*SET TASK*: Transcribe all records exactly.

>> Begin DATA SHOWN

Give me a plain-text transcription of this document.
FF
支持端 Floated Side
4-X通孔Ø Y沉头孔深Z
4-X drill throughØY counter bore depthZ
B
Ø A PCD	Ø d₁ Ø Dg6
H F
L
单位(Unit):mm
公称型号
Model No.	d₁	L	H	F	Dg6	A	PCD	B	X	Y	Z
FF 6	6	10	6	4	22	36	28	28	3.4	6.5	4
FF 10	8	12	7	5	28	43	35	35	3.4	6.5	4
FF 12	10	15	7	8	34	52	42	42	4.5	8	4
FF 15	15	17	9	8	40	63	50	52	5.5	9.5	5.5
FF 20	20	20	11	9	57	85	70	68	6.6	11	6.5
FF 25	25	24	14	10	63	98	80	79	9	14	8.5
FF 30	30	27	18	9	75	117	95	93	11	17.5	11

>> End DATA SHOWN

*EXERCISE RESPONSE*:
Give me a plain-text transcription of this document.
FF
支持端 Floated Side
4-X通孔Ø Y沉头孔深Z
4-X drill throughØY counter bore depthZ
B
Ø A PCD	Ø d₁ Ø Dg6
H F
L
单位(Unit):mm
公称型号
Model No.	d₁	L	H	F	Dg6	A	PCD	B	X	Y	Z
FF 6	6	10	6	4	22	36	28	28	3.4	6.5	4
FF 10	8	12	7	5	28	43	35	35	3.4	6.5	4
FF 12	10	15	7	8	34	52	42	42	4.5	8	4
FF 15	15	17	9	8	40	63	50	52	5.5	9.5	5.5
FF 20	20	20	11	9	57	85	70	68	6.6	11	6.5
FF 25	25	24	14	10	63	98	80	79	9	14	8.5
FF 30	30	27	18	9	75	117	95	93	11	17.5	11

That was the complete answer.